**Job**
Print the data exactly, leaving nothing out.

Stored records
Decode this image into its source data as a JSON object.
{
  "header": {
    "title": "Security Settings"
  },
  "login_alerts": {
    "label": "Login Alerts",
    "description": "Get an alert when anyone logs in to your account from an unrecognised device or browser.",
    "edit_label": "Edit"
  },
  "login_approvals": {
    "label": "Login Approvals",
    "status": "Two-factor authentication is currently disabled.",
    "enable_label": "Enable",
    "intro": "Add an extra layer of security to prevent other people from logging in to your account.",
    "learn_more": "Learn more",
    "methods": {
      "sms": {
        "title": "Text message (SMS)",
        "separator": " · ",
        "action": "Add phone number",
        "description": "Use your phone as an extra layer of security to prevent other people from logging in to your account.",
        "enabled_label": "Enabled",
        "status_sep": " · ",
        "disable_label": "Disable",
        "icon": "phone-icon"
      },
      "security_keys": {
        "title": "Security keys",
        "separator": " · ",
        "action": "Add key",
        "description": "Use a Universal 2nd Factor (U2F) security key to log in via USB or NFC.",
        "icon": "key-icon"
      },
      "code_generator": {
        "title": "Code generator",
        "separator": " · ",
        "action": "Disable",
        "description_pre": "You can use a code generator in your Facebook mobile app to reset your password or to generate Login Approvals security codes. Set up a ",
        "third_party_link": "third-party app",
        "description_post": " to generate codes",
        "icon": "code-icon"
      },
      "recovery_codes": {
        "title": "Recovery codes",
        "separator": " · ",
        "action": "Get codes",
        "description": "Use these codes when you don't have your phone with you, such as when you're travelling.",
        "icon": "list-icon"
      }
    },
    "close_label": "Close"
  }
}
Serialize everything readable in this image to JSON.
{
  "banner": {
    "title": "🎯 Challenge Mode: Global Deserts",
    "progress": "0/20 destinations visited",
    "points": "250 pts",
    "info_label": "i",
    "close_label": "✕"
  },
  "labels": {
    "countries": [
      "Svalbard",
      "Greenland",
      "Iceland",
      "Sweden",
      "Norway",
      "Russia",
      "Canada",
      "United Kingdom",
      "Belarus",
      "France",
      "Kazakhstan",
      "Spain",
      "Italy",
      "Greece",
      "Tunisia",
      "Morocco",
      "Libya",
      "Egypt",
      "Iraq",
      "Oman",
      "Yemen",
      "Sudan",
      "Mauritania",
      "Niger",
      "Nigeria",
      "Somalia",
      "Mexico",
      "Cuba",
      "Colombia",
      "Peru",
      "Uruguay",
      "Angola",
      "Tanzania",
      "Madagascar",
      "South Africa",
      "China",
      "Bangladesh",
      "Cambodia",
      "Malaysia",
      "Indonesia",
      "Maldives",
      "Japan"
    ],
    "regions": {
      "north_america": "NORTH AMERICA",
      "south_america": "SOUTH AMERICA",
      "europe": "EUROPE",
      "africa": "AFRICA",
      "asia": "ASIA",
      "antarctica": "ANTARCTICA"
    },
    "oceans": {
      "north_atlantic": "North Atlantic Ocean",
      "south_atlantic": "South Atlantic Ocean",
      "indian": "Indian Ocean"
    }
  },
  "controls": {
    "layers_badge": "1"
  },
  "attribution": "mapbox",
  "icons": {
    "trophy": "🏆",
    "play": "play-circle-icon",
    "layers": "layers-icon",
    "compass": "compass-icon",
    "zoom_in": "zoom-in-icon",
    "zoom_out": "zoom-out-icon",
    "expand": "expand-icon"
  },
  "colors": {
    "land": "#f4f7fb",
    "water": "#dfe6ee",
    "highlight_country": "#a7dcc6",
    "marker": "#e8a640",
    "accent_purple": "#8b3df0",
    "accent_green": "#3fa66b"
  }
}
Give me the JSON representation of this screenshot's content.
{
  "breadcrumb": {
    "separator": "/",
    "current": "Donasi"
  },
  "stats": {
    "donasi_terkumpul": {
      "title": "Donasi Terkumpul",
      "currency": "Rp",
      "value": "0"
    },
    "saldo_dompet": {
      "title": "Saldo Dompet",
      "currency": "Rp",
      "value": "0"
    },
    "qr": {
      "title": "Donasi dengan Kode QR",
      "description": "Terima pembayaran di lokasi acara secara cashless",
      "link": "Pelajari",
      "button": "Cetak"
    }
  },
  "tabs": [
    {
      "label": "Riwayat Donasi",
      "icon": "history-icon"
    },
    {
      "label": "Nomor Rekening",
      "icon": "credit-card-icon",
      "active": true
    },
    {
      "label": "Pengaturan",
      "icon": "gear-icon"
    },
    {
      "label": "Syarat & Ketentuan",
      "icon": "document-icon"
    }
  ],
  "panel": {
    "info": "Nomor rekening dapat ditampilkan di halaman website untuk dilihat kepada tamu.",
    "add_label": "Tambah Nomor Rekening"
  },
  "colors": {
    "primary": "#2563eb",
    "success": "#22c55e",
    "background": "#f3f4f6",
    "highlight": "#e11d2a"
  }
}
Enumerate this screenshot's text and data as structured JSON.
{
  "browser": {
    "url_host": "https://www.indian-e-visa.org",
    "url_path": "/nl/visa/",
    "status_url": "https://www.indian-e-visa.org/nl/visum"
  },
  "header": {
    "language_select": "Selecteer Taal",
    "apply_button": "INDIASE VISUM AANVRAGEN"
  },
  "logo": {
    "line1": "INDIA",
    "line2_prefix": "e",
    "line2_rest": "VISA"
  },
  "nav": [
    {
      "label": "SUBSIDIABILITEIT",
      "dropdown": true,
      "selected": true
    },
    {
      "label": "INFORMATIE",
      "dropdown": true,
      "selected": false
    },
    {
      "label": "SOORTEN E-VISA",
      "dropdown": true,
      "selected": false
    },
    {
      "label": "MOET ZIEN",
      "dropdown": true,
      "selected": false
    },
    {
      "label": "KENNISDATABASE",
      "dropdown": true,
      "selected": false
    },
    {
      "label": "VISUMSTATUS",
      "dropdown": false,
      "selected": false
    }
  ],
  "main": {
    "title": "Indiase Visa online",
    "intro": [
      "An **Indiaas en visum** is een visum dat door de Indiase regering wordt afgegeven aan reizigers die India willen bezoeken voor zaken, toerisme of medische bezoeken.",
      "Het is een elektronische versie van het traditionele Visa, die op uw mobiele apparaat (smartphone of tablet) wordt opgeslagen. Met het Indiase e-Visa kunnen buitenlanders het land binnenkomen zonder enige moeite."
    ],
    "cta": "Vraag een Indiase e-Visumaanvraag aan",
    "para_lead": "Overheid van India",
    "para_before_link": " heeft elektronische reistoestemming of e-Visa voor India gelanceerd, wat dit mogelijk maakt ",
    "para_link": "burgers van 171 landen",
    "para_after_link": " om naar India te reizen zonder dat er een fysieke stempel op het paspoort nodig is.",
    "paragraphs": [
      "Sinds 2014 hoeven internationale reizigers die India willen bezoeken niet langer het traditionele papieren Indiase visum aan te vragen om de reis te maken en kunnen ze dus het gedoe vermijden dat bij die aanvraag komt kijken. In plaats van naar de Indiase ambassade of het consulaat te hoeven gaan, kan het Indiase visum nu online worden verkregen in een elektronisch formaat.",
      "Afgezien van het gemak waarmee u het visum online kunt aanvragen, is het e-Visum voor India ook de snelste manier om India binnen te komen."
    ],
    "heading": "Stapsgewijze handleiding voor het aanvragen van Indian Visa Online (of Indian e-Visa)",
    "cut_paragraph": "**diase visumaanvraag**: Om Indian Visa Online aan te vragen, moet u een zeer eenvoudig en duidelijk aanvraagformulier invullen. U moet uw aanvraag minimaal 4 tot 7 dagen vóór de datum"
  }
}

**Response below**
Decode this image into its source data as a JSON object.
{
  "header": {
    "title": "Security Settings"
  },
  "login_alerts": {
    "label": "Login Alerts",
    "description": "Get an alert when anyone logs in to your account from an unrecognised device or browser.",
    "edit_label": "Edit"
  },
  "login_approvals": {
    "label": "Login Approvals",
    "status": "Two-factor authentication is currently disabled.",
    "enable_label": "Enable",
    "intro": "Add an extra layer of security to prevent other people from logging in to your account.",
    "learn_more": "Learn more",
    "methods": {
      "sms": {
        "title": "Text message (SMS)",
        "separator": " · ",
        "action": "Add phone number",
        "description": "Use your phone as an extra layer of security to prevent other people from logging in to your account.",
        "enabled_label": "Enabled",
        "status_sep": " · ",
        "disable_label": "Disable",
        "icon": "phone-icon"
      },
      "security_keys": {
        "title": "Security keys",
        "separator": " · ",
        "action": "Add key",
        "description": "Use a Universal 2nd Factor (U2F) security key to log in via USB or NFC.",
        "icon": "key-icon"
      },
      "code_generator": {
        "title": "Code generator",
        "separator": " · ",
        "action": "Disable",
        "description_pre": "You can use a code generator in your Facebook mobile app to reset your password or to generate Login Approvals security codes. Set up a ",
        "third_party_link": "third-party app",
        "description_post": " to generate codes",
        "icon": "code-icon"
      },
      "recovery_codes": {
        "title": "Recovery codes",
        "separator": " · ",
        "action": "Get codes",
        "description": "Use these codes when you don't have your phone with you, such as when you're travelling.",
        "icon": "list-icon"
      }
    },
    "close_label": "Close"
  }
}
Serialize everything readable in this image to JSON.
{
  "banner": {
    "title": "🎯 Challenge Mode: Global Deserts",
    "progress": "0/20 destinations visited",
    "points": "250 pts",
    "info_label": "i",
    "close_label": "✕"
  },
  "labels": {
    "countries": [
      "Svalbard",
      "Greenland",
      "Iceland",
      "Sweden",
      "Norway",
      "Russia",
      "Canada",
      "United Kingdom",
      "Belarus",
      "France",
      "Kazakhstan",
      "Spain",
      "Italy",
      "Greece",
      "Tunisia",
      "Morocco",
      "Libya",
      "Egypt",
      "Iraq",
      "Oman",
      "Yemen",
      "Sudan",
      "Mauritania",
      "Niger",
      "Nigeria",
      "Somalia",
      "Mexico",
      "Cuba",
      "Colombia",
      "Peru",
      "Uruguay",
      "Angola",
      "Tanzania",
      "Madagascar",
      "South Africa",
      "China",
      "Bangladesh",
      "Cambodia",
      "Malaysia",
      "Indonesia",
      "Maldives",
      "Japan"
    ],
    "regions": {
      "north_america": "NORTH AMERICA",
      "south_america": "SOUTH AMERICA",
      "europe": "EUROPE",
      "africa": "AFRICA",
      "asia": "ASIA",
      "antarctica": "ANTARCTICA"
    },
    "oceans": {
      "north_atlantic": "North Atlantic Ocean",
      "south_atlantic": "South Atlantic Ocean",
      "indian": "Indian Ocean"
    }
  },
  "controls": {
    "layers_badge": "1"
  },
  "attribution": "mapbox",
  "icons": {
    "trophy": "🏆",
    "play": "play-circle-icon",
    "layers": "layers-icon",
    "compass": "compass-icon",
    "zoom_in": "zoom-in-icon",
    "zoom_out": "zoom-out-icon",
    "expand": "expand-icon"
  },
  "colors": {
    "land": "#f4f7fb",
    "water": "#dfe6ee",
    "highlight_country": "#a7dcc6",
    "marker": "#e8a640",
    "accent_purple": "#8b3df0",
    "accent_green": "#3fa66b"
  }
}
Give me the JSON representation of this screenshot's content.
{
  "breadcrumb": {
    "separator": "/",
    "current": "Donasi"
  },
  "stats": {
    "donasi_terkumpul": {
      "title": "Donasi Terkumpul",
      "currency": "Rp",
      "value": "0"
    },
    "saldo_dompet": {
      "title": "Saldo Dompet",
      "currency": "Rp",
      "value": "0"
    },
    "qr": {
      "title": "Donasi dengan Kode QR",
      "description": "Terima pembayaran di lokasi acara secara cashless",
      "link": "Pelajari",
      "button": "Cetak"
    }
  },
  "tabs": [
    {
      "label": "Riwayat Donasi",
      "icon": "history-icon"
    },
    {
      "label": "Nomor Rekening",
      "icon": "credit-card-icon",
      "active": true
    },
    {
      "label": "Pengaturan",
      "icon": "gear-icon"
    },
    {
      "label": "Syarat & Ketentuan",
      "icon": "document-icon"
    }
  ],
  "panel": {
    "info": "Nomor rekening dapat ditampilkan di halaman website untuk dilihat kepada tamu.",
    "add_label": "Tambah Nomor Rekening"
  },
  "colors": {
    "primary": "#2563eb",
    "success": "#22c55e",
    "background": "#f3f4f6",
    "highlight": "#e11d2a"
  }
}
Enumerate this screenshot's text and data as structured JSON.
{
  "browser": {
    "url_host": "https://www.indian-e-visa.org",
    "url_path": "/nl/visa/",
    "status_url": "https://www.indian-e-visa.org/nl/visum"
  },
  "header": {
    "language_select": "Selecteer Taal",
    "apply_button": "INDIASE VISUM AANVRAGEN"
  },
  "logo": {
    "line1": "INDIA",
    "line2_prefix": "e",
    "line2_rest": "VISA"
  },
  "nav": [
    {
      "label": "SUBSIDIABILITEIT",
      "dropdown": true,
      "selected": true
    },
    {
      "label": "INFORMATIE",
      "dropdown": true,
      "selected": false
    },
    {
      "label": "SOORTEN E-VISA",
      "dropdown": true,
      "selected": false
    },
    {
      "label": "MOET ZIEN",
      "dropdown": true,
      "selected": false
    },
    {
      "label": "KENNISDATABASE",
      "dropdown": true,
      "selected": false
    },
    {
      "label": "VISUMSTATUS",
      "dropdown": false,
      "selected": false
    }
  ],
  "main": {
    "title": "Indiase Visa online",
    "intro": [
      "An **Indiaas en visum** is een visum dat door de Indiase regering wordt afgegeven aan reizigers die India willen bezoeken voor zaken, toerisme of medische bezoeken.",
      "Het is een elektronische versie van het traditionele Visa, die op uw mobiele apparaat (smartphone of tablet) wordt opgeslagen. Met het Indiase e-Visa kunnen buitenlanders het land binnenkomen zonder enige moeite."
    ],
    "cta": "Vraag een Indiase e-Visumaanvraag aan",
    "para_lead": "Overheid van India",
    "para_before_link": " heeft elektronische reistoestemming of e-Visa voor India gelanceerd, wat dit mogelijk maakt ",
    "para_link": "burgers van 171 landen",
    "para_after_link": " om naar India te reizen zonder dat er een fysieke stempel op het paspoort nodig is.",
    "paragraphs": [
      "Sinds 2014 hoeven internationale reizigers die India willen bezoeken niet langer het traditionele papieren Indiase visum aan te vragen om de reis te maken en kunnen ze dus het gedoe vermijden dat bij die aanvraag komt kijken. In plaats van naar de Indiase ambassade of het consulaat te hoeven gaan, kan het Indiase visum nu online worden verkregen in een elektronisch formaat.",
      "Afgezien van het gemak waarmee u het visum online kunt aanvragen, is het e-Visum voor India ook de snelste manier om India binnen te komen."
    ],
    "heading": "Stapsgewijze handleiding voor het aanvragen van Indian Visa Online (of Indian e-Visa)",
    "cut_paragraph": "**diase visumaanvraag**: Om Indian Visa Online aan te vragen, moet u een zeer eenvoudig en duidelijk aanvraagformulier invullen. U moet uw aanvraag minimaal 4 tot 7 dagen vóór de datum"
  }
}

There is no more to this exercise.